(Task brief) Your task is to repeat the entries exactly. Leave the pictures out.

• • • •

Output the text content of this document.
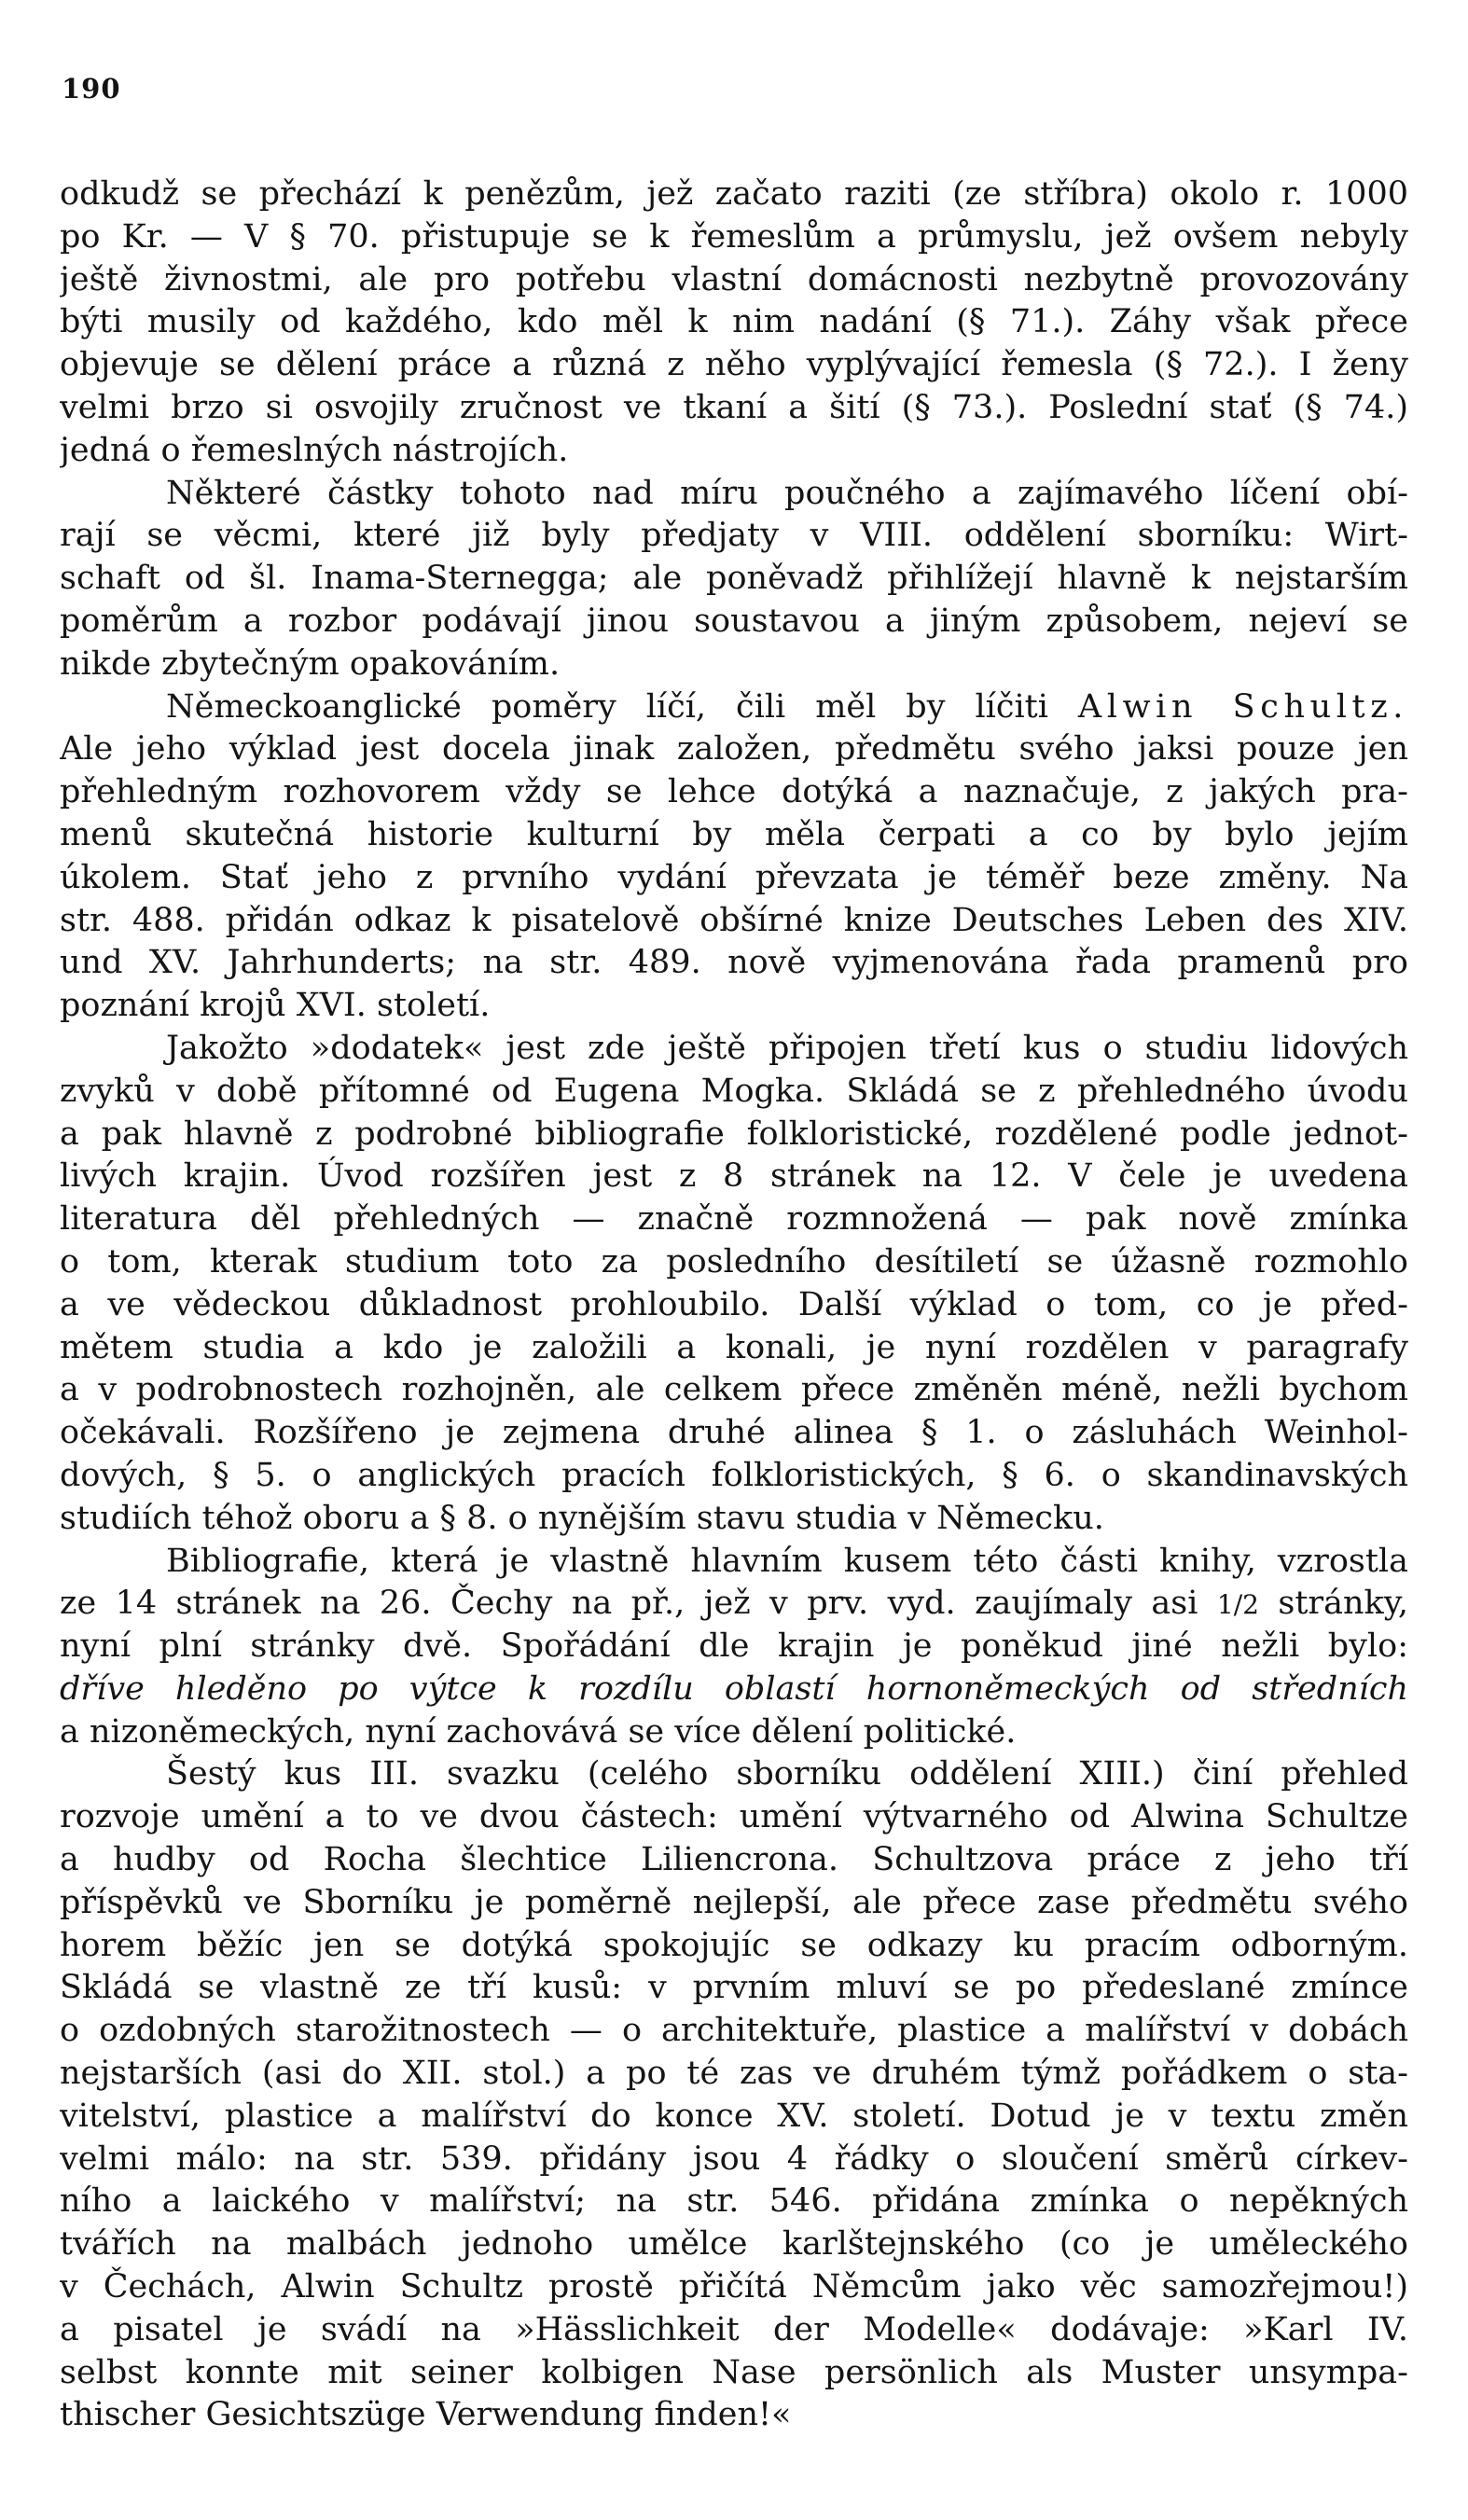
190
odkudž se přechází k penězům, jež začato raziti (ze stříbra) okolo r. 1000
po Kr. — V § 70. přistupuje se k řemeslům a průmyslu, jež ovšem nebyly
ještě živnostmi, ale pro potřebu vlastní domácnosti nezbytně provozovány
býti musily od každého, kdo měl k nim nadání (§ 71.). Záhy však přece
objevuje se dělení práce a různá z něho vyplývající řemesla (§ 72.). I ženy
velmi brzo si osvojily zručnost ve tkaní a šití (§ 73.). Poslední stať (§ 74.)
jedná o řemeslných nástrojích.
Některé částky tohoto nad míru poučného a zajímavého líčení obí-
rají se věcmi, které již byly předjaty v VIII. oddělení sborníku: Wirt-
schaft od šl. Inama-Sternegga; ale poněvadž přihlížejí hlavně k nejstarším
poměrům a rozbor podávají jinou soustavou a jiným způsobem, nejeví se
nikde zbytečným opakováním.
Německoanglické poměry líčí, čili měl by líčiti Alwin Schultz.
Ale jeho výklad jest docela jinak založen, předmětu svého jaksi pouze jen
přehledným rozhovorem vždy se lehce dotýká a naznačuje, z jakých pra-
menů skutečná historie kulturní by měla čerpati a co by bylo jejím
úkolem. Stať jeho z prvního vydání převzata je téměř beze změny. Na
str. 488. přidán odkaz k pisatelově obšírné knize Deutsches Leben des XIV.
und XV. Jahrhunderts; na str. 489. nově vyjmenována řada pramenů pro
poznání krojů XVI. století.
Jakožto »dodatek« jest zde ještě připojen třetí kus o studiu lidových
zvyků v době přítomné od Eugena Mogka. Skládá se z přehledného úvodu
a pak hlavně z podrobné bibliografie folkloristické, rozdělené podle jednot-
livých krajin. Úvod rozšířen jest z 8 stránek na 12. V čele je uvedena
literatura děl přehledných — značně rozmnožená — pak nově zmínka
o tom, kterak studium toto za posledního desítiletí se úžasně rozmohlo
a ve vědeckou důkladnost prohloubilo. Další výklad o tom, co je před-
mětem studia a kdo je založili a konali, je nyní rozdělen v paragrafy
a v podrobnostech rozhojněn, ale celkem přece změněn méně, nežli bychom
očekávali. Rozšířeno je zejmena druhé alinea § 1. o zásluhách Weinhol-
dových, § 5. o anglických pracích folkloristických, § 6. o skandinavských
studiích téhož oboru a § 8. o nynějším stavu studia v Německu.
Bibliografie, která je vlastně hlavním kusem této části knihy, vzrostla
ze 14 stránek na 26. Čechy na př., jež v prv. vyd. zaujímaly asi 1/2 stránky,
nyní plní stránky dvě. Spořádání dle krajin je poněkud jiné nežli bylo:
dříve hleděno po výtce k rozdílu oblastí hornoněmeckých od středních
a nizoněmeckých, nyní zachovává se více dělení politické.
Šestý kus III. svazku (celého sborníku oddělení XIII.) činí přehled
rozvoje umění a to ve dvou částech: umění výtvarného od Alwina Schultze
a hudby od Rocha šlechtice Liliencrona. Schultzova práce z jeho tří
příspěvků ve Sborníku je poměrně nejlepší, ale přece zase předmětu svého
horem běžíc jen se dotýká spokojujíc se odkazy ku pracím odborným.
Skládá se vlastně ze tří kusů: v prvním mluví se po předeslané zmínce
o ozdobných starožitnostech — o architektuře, plastice a malířství v dobách
nejstarších (asi do XII. stol.) a po té zas ve druhém týmž pořádkem o sta-
vitelství, plastice a malířství do konce XV. století. Dotud je v textu změn
velmi málo: na str. 539. přidány jsou 4 řádky o sloučení směrů církev-
ního a laického v malířství; na str. 546. přidána zmínka o nepěkných
tvářích na malbách jednoho umělce karlštejnského (co je uměleckého
v Čechách, Alwin Schultz prostě přičítá Němcům jako věc samozřejmou!)
a pisatel je svádí na »Hässlichkeit der Modelle« dodávaje: »Karl IV.
selbst konnte mit seiner kolbigen Nase persönlich als Muster unsympa-
thischer Gesichtszüge Verwendung finden!«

• • • •

(Solution to the exercise)
Output the text content of this document.
190
odkudž se přechází k penězům, jež začato raziti (ze stříbra) okolo r. 1000
po Kr. — V § 70. přistupuje se k řemeslům a průmyslu, jež ovšem nebyly
ještě živnostmi, ale pro potřebu vlastní domácnosti nezbytně provozovány
býti musily od každého, kdo měl k nim nadání (§ 71.). Záhy však přece
objevuje se dělení práce a různá z něho vyplývající řemesla (§ 72.). I ženy
velmi brzo si osvojily zručnost ve tkaní a šití (§ 73.). Poslední stať (§ 74.)
jedná o řemeslných nástrojích.
Některé částky tohoto nad míru poučného a zajímavého líčení obí-
rají se věcmi, které již byly předjaty v VIII. oddělení sborníku: Wirt-
schaft od šl. Inama-Sternegga; ale poněvadž přihlížejí hlavně k nejstarším
poměrům a rozbor podávají jinou soustavou a jiným způsobem, nejeví se
nikde zbytečným opakováním.
Německoanglické poměry líčí, čili měl by líčiti Alwin Schultz.
Ale jeho výklad jest docela jinak založen, předmětu svého jaksi pouze jen
přehledným rozhovorem vždy se lehce dotýká a naznačuje, z jakých pra-
menů skutečná historie kulturní by měla čerpati a co by bylo jejím
úkolem. Stať jeho z prvního vydání převzata je téměř beze změny. Na
str. 488. přidán odkaz k pisatelově obšírné knize Deutsches Leben des XIV.
und XV. Jahrhunderts; na str. 489. nově vyjmenována řada pramenů pro
poznání krojů XVI. století.
Jakožto »dodatek« jest zde ještě připojen třetí kus o studiu lidových
zvyků v době přítomné od Eugena Mogka. Skládá se z přehledného úvodu
a pak hlavně z podrobné bibliografie folkloristické, rozdělené podle jednot-
livých krajin. Úvod rozšířen jest z 8 stránek na 12. V čele je uvedena
literatura děl přehledných — značně rozmnožená — pak nově zmínka
o tom, kterak studium toto za posledního desítiletí se úžasně rozmohlo
a ve vědeckou důkladnost prohloubilo. Další výklad o tom, co je před-
mětem studia a kdo je založili a konali, je nyní rozdělen v paragrafy
a v podrobnostech rozhojněn, ale celkem přece změněn méně, nežli bychom
očekávali. Rozšířeno je zejmena druhé alinea § 1. o zásluhách Weinhol-
dových, § 5. o anglických pracích folkloristických, § 6. o skandinavských
studiích téhož oboru a § 8. o nynějším stavu studia v Německu.
Bibliografie, která je vlastně hlavním kusem této části knihy, vzrostla
ze 14 stránek na 26. Čechy na př., jež v prv. vyd. zaujímaly asi 1/2 stránky,
nyní plní stránky dvě. Spořádání dle krajin je poněkud jiné nežli bylo:
dříve hleděno po výtce k rozdílu oblastí hornoněmeckých od středních
a nizoněmeckých, nyní zachovává se více dělení politické.
Šestý kus III. svazku (celého sborníku oddělení XIII.) činí přehled
rozvoje umění a to ve dvou částech: umění výtvarného od Alwina Schultze
a hudby od Rocha šlechtice Liliencrona. Schultzova práce z jeho tří
příspěvků ve Sborníku je poměrně nejlepší, ale přece zase předmětu svého
horem běžíc jen se dotýká spokojujíc se odkazy ku pracím odborným.
Skládá se vlastně ze tří kusů: v prvním mluví se po předeslané zmínce
o ozdobných starožitnostech — o architektuře, plastice a malířství v dobách
nejstarších (asi do XII. stol.) a po té zas ve druhém týmž pořádkem o sta-
vitelství, plastice a malířství do konce XV. století. Dotud je v textu změn
velmi málo: na str. 539. přidány jsou 4 řádky o sloučení směrů církev-
ního a laického v malířství; na str. 546. přidána zmínka o nepěkných
tvářích na malbách jednoho umělce karlštejnského (co je uměleckého
v Čechách, Alwin Schultz prostě přičítá Němcům jako věc samozřejmou!)
a pisatel je svádí na »Hässlichkeit der Modelle« dodávaje: »Karl IV.
selbst konnte mit seiner kolbigen Nase persönlich als Muster unsympa-
thischer Gesichtszüge Verwendung finden!«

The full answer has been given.